_Description of the task_
Scan the lines below for the string "title" and copy every one that has it.

_Stored data_
================================
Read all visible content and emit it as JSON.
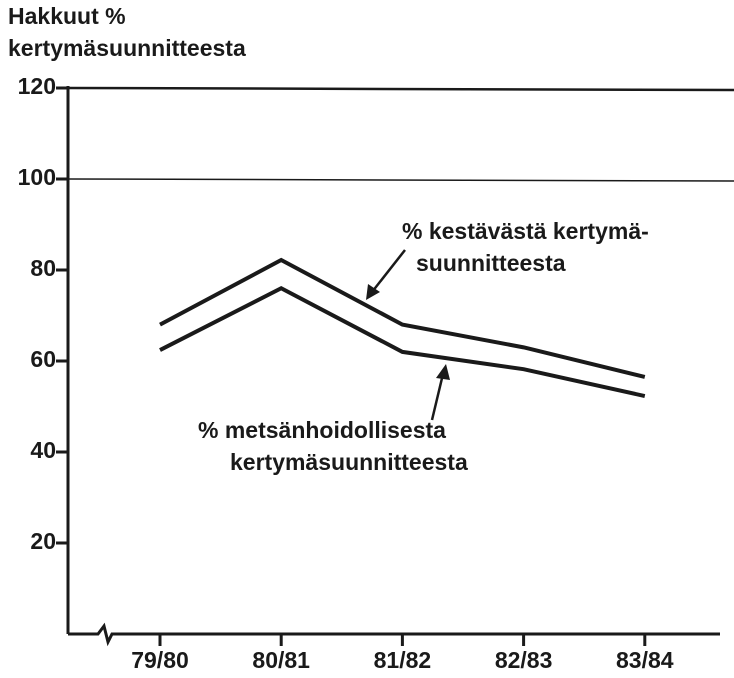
{
  "chart_data": {
    "type": "line",
    "ylabel": "Hakkuut %\nkertymäsuunnitteesta",
    "categories": [
      "79/80",
      "80/81",
      "81/82",
      "82/83",
      "83/84"
    ],
    "series": [
      {
        "name": "% kestävästä kertymä-\nsuunnitteesta",
        "color": "#1a1a1a",
        "values": [
          68,
          82.2,
          68,
          63,
          56.5
        ]
      },
      {
        "name": "% metsänhoidollisesta\nkertymäsuunnitteesta",
        "color": "#1a1a1a",
        "values": [
          62.4,
          76,
          62,
          58.2,
          52.3
        ]
      }
    ],
    "ylim": [
      0,
      120
    ],
    "yticks": [
      20,
      40,
      60,
      80,
      100,
      120
    ],
    "hlines": [
      100,
      120
    ]
  }
}
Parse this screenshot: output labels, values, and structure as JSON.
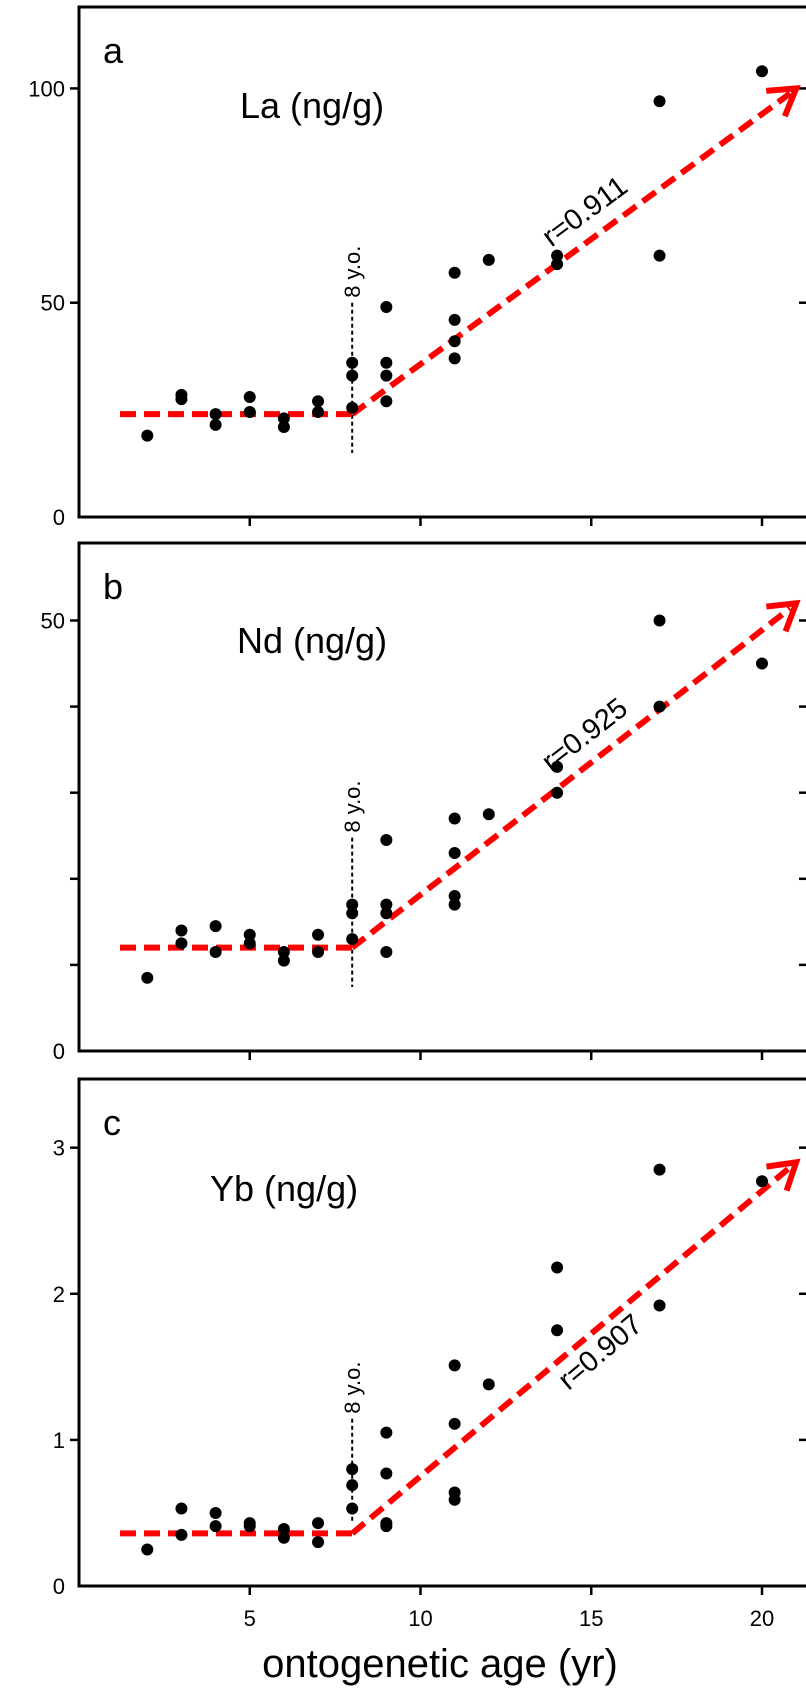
{
  "xlabel": "ontogenetic age (yr)",
  "chart_data": [
    {
      "type": "scatter",
      "panel": "a",
      "title": "La (ng/g)",
      "xlabel": "ontogenetic age (yr)",
      "ylabel": "",
      "xlim": [
        0,
        21
      ],
      "ylim": [
        0,
        119
      ],
      "x_ticks": [
        5,
        10,
        15,
        20
      ],
      "y_ticks": [
        0,
        50,
        100
      ],
      "y_tick_labels": [
        "0",
        "50",
        "100"
      ],
      "threshold": {
        "x": 8,
        "label": "8 y.o."
      },
      "trend": {
        "flat_level": 24,
        "flat_from": 1.2,
        "flat_to": 8,
        "arrow_to": [
          21,
          100
        ],
        "label": "r=0.911"
      },
      "points": [
        [
          2,
          19
        ],
        [
          3,
          27.5
        ],
        [
          3,
          28.5
        ],
        [
          4,
          21.5
        ],
        [
          4,
          24
        ],
        [
          5,
          24.5
        ],
        [
          5,
          28
        ],
        [
          6,
          21
        ],
        [
          6,
          23
        ],
        [
          7,
          24.5
        ],
        [
          7,
          27
        ],
        [
          8,
          25.5
        ],
        [
          8,
          33
        ],
        [
          8,
          36
        ],
        [
          9,
          27
        ],
        [
          9,
          33
        ],
        [
          9,
          36
        ],
        [
          9,
          49
        ],
        [
          11,
          37
        ],
        [
          11,
          41
        ],
        [
          11,
          46
        ],
        [
          11,
          57
        ],
        [
          12,
          60
        ],
        [
          14,
          59
        ],
        [
          14,
          61
        ],
        [
          17,
          61
        ],
        [
          17,
          97
        ],
        [
          20,
          104
        ]
      ]
    },
    {
      "type": "scatter",
      "panel": "b",
      "title": "Nd (ng/g)",
      "xlabel": "ontogenetic age (yr)",
      "ylabel": "",
      "xlim": [
        0,
        21
      ],
      "ylim": [
        0,
        59
      ],
      "x_ticks": [
        5,
        10,
        15,
        20
      ],
      "y_ticks": [
        0,
        10,
        20,
        30,
        40,
        50
      ],
      "y_tick_labels": [
        "0",
        "",
        "",
        "",
        "",
        "50"
      ],
      "threshold": {
        "x": 8,
        "label": "8 y.o."
      },
      "trend": {
        "flat_level": 12,
        "flat_from": 1.2,
        "flat_to": 8,
        "arrow_to": [
          21,
          52
        ],
        "label": "r=0.925"
      },
      "points": [
        [
          2,
          8.5
        ],
        [
          3,
          12.5
        ],
        [
          3,
          14
        ],
        [
          4,
          11.5
        ],
        [
          4,
          14.5
        ],
        [
          5,
          12.5
        ],
        [
          5,
          13.5
        ],
        [
          6,
          10.5
        ],
        [
          6,
          11.5
        ],
        [
          7,
          11.5
        ],
        [
          7,
          13.5
        ],
        [
          8,
          13
        ],
        [
          8,
          16
        ],
        [
          8,
          17
        ],
        [
          9,
          11.5
        ],
        [
          9,
          16
        ],
        [
          9,
          17
        ],
        [
          9,
          24.5
        ],
        [
          11,
          17
        ],
        [
          11,
          18
        ],
        [
          11,
          23
        ],
        [
          11,
          27
        ],
        [
          12,
          27.5
        ],
        [
          14,
          30
        ],
        [
          14,
          33
        ],
        [
          17,
          40
        ],
        [
          17,
          50
        ],
        [
          20,
          45
        ]
      ]
    },
    {
      "type": "scatter",
      "panel": "c",
      "title": "Yb (ng/g)",
      "xlabel": "ontogenetic age (yr)",
      "ylabel": "",
      "xlim": [
        0,
        21
      ],
      "ylim": [
        0,
        3.47
      ],
      "x_ticks": [
        5,
        10,
        15,
        20
      ],
      "x_tick_labels": [
        "5",
        "10",
        "15",
        "20"
      ],
      "y_ticks": [
        0,
        1,
        2,
        3
      ],
      "y_tick_labels": [
        "0",
        "1",
        "2",
        "3"
      ],
      "threshold": {
        "x": 8,
        "label": "8 y.o."
      },
      "trend": {
        "flat_level": 0.36,
        "flat_from": 1.2,
        "flat_to": 8,
        "arrow_to": [
          21,
          2.9
        ],
        "label": "r=0.907"
      },
      "points": [
        [
          2,
          0.25
        ],
        [
          3,
          0.35
        ],
        [
          3,
          0.53
        ],
        [
          4,
          0.41
        ],
        [
          4,
          0.5
        ],
        [
          5,
          0.41
        ],
        [
          5,
          0.43
        ],
        [
          6,
          0.33
        ],
        [
          6,
          0.39
        ],
        [
          7,
          0.3
        ],
        [
          7,
          0.43
        ],
        [
          8,
          0.53
        ],
        [
          8,
          0.69
        ],
        [
          8,
          0.8
        ],
        [
          9,
          0.41
        ],
        [
          9,
          0.43
        ],
        [
          9,
          0.77
        ],
        [
          9,
          1.05
        ],
        [
          11,
          0.59
        ],
        [
          11,
          0.64
        ],
        [
          11,
          1.11
        ],
        [
          11,
          1.51
        ],
        [
          12,
          1.38
        ],
        [
          14,
          1.75
        ],
        [
          14,
          2.18
        ],
        [
          17,
          1.92
        ],
        [
          17,
          2.85
        ],
        [
          20,
          2.77
        ]
      ]
    }
  ]
}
================================
_Output for this task_
      "title": "La (ng/g)",
      "title": "Nd (ng/g)",
      "title": "Yb (ng/g)",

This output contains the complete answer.